→ **MATERIAL PROVIDED**
══════════════════════════════

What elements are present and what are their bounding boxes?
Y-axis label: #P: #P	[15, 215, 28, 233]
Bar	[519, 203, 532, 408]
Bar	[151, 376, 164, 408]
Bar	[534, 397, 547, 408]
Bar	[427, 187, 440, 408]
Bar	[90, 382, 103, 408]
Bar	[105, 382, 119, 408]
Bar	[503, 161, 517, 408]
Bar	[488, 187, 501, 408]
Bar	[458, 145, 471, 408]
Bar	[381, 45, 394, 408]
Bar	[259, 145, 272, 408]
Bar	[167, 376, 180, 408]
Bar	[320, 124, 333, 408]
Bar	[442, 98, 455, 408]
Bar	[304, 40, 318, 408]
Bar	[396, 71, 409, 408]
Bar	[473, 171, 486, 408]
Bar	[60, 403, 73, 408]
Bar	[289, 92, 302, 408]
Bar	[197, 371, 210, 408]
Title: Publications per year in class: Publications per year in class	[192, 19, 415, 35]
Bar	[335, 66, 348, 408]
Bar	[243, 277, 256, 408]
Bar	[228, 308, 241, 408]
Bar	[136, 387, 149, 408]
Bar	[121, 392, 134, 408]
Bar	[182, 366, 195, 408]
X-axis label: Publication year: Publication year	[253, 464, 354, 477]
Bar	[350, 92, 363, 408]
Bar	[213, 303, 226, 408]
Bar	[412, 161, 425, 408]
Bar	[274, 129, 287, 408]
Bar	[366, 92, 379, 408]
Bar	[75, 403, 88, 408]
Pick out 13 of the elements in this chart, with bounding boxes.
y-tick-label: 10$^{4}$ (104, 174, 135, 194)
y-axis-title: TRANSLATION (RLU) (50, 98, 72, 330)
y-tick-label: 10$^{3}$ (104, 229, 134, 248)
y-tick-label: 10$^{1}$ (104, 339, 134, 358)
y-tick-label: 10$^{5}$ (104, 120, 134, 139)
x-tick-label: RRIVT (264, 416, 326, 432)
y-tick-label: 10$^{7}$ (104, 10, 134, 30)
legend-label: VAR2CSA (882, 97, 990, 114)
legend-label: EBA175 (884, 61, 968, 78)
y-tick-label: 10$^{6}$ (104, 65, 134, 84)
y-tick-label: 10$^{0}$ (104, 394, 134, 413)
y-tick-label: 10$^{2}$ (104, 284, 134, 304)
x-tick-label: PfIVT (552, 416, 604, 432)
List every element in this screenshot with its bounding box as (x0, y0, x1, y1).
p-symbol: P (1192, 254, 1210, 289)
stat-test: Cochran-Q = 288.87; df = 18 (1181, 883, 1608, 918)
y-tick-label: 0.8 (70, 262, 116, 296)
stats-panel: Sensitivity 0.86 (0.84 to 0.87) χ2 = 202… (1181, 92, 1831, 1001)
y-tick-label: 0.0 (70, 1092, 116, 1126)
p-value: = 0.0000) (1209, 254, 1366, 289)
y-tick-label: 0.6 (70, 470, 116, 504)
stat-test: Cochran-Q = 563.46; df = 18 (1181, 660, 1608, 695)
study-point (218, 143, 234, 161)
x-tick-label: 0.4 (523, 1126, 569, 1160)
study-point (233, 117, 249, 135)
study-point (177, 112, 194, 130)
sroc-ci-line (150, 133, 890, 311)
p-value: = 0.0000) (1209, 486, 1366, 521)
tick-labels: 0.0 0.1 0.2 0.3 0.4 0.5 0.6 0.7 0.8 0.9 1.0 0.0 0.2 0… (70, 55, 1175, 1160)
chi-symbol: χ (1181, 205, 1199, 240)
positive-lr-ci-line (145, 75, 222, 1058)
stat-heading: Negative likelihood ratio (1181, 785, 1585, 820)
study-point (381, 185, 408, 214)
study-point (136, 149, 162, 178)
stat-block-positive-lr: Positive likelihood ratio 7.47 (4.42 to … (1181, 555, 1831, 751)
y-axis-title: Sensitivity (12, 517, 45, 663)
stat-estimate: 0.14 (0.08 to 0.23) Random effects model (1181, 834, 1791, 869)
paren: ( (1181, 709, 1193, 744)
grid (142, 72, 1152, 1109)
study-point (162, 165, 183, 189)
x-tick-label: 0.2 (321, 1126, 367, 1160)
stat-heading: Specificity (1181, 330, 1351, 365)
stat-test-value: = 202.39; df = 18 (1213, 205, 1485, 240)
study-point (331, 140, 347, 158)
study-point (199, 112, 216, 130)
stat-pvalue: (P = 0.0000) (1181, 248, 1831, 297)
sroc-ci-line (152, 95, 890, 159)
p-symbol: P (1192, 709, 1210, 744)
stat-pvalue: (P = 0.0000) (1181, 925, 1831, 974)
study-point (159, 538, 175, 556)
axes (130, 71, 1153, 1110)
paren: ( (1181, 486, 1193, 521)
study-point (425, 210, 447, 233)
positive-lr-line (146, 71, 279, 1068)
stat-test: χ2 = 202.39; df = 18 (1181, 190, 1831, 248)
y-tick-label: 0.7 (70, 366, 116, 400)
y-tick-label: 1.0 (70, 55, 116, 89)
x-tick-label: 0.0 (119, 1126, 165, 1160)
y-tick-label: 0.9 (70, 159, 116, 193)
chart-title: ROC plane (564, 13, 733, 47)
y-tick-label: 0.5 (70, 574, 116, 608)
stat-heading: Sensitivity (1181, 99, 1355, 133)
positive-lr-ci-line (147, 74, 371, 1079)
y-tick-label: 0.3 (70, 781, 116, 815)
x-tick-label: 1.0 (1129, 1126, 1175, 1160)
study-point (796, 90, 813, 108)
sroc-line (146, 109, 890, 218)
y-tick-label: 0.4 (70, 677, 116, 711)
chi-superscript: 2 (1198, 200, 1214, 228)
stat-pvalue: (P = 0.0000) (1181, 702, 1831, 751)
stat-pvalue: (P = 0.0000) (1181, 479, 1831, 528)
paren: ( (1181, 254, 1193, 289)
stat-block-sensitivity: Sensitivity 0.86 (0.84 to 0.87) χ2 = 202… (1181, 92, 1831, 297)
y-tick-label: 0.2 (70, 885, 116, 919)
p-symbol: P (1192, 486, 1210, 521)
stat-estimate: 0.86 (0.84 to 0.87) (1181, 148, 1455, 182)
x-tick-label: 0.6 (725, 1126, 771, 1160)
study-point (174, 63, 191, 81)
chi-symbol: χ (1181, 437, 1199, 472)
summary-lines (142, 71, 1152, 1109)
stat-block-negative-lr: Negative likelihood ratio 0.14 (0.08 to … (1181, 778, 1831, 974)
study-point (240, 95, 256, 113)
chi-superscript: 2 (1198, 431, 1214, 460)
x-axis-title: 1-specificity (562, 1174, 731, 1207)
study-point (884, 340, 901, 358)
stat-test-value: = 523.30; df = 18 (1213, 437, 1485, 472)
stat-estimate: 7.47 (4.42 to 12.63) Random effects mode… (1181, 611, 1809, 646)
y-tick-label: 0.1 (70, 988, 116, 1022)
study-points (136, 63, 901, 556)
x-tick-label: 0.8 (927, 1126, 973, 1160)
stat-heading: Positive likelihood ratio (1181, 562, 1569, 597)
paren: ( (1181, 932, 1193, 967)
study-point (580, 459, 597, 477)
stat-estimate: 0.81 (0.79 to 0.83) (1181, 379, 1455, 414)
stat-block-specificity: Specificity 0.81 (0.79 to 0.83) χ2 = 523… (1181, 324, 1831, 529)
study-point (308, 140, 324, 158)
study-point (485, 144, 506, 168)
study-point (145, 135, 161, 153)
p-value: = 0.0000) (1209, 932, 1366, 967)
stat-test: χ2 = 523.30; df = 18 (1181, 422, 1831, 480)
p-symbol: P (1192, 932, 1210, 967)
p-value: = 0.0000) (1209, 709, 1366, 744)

══════════════════════════════

→ **PROBLEM DETAILS**
Copy out the items again, from the start of the items through the line that contains "y-tick-label: 0.8 (70, 262, 116, 296)", with both of those lines included.

→ **FINISHED ANSWER**
What elements are present and what are their bounding boxes?
Y-axis label: #P: #P	[15, 215, 28, 233]
Bar	[519, 203, 532, 408]
Bar	[151, 376, 164, 408]
Bar	[534, 397, 547, 408]
Bar	[427, 187, 440, 408]
Bar	[90, 382, 103, 408]
Bar	[105, 382, 119, 408]
Bar	[503, 161, 517, 408]
Bar	[488, 187, 501, 408]
Bar	[458, 145, 471, 408]
Bar	[381, 45, 394, 408]
Bar	[259, 145, 272, 408]
Bar	[167, 376, 180, 408]
Bar	[320, 124, 333, 408]
Bar	[442, 98, 455, 408]
Bar	[304, 40, 318, 408]
Bar	[396, 71, 409, 408]
Bar	[473, 171, 486, 408]
Bar	[60, 403, 73, 408]
Bar	[289, 92, 302, 408]
Bar	[197, 371, 210, 408]
Title: Publications per year in class: Publications per year in class	[192, 19, 415, 35]
Bar	[335, 66, 348, 408]
Bar	[243, 277, 256, 408]
Bar	[228, 308, 241, 408]
Bar	[136, 387, 149, 408]
Bar	[121, 392, 134, 408]
Bar	[182, 366, 195, 408]
X-axis label: Publication year: Publication year	[253, 464, 354, 477]
Bar	[350, 92, 363, 408]
Bar	[213, 303, 226, 408]
Bar	[412, 161, 425, 408]
Bar	[274, 129, 287, 408]
Bar	[366, 92, 379, 408]
Bar	[75, 403, 88, 408]
Pick out 13 of the elements in this chart, with bounding boxes.
y-tick-label: 10$^{4}$ (104, 174, 135, 194)
y-axis-title: TRANSLATION (RLU) (50, 98, 72, 330)
y-tick-label: 10$^{3}$ (104, 229, 134, 248)
y-tick-label: 10$^{1}$ (104, 339, 134, 358)
y-tick-label: 10$^{5}$ (104, 120, 134, 139)
x-tick-label: RRIVT (264, 416, 326, 432)
y-tick-label: 10$^{7}$ (104, 10, 134, 30)
legend-label: VAR2CSA (882, 97, 990, 114)
legend-label: EBA175 (884, 61, 968, 78)
y-tick-label: 10$^{6}$ (104, 65, 134, 84)
y-tick-label: 10$^{0}$ (104, 394, 134, 413)
y-tick-label: 10$^{2}$ (104, 284, 134, 304)
x-tick-label: PfIVT (552, 416, 604, 432)
List every element in this screenshot with its bounding box as (x0, y0, x1, y1).
p-symbol: P (1192, 254, 1210, 289)
stat-test: Cochran-Q = 288.87; df = 18 (1181, 883, 1608, 918)
y-tick-label: 0.8 (70, 262, 116, 296)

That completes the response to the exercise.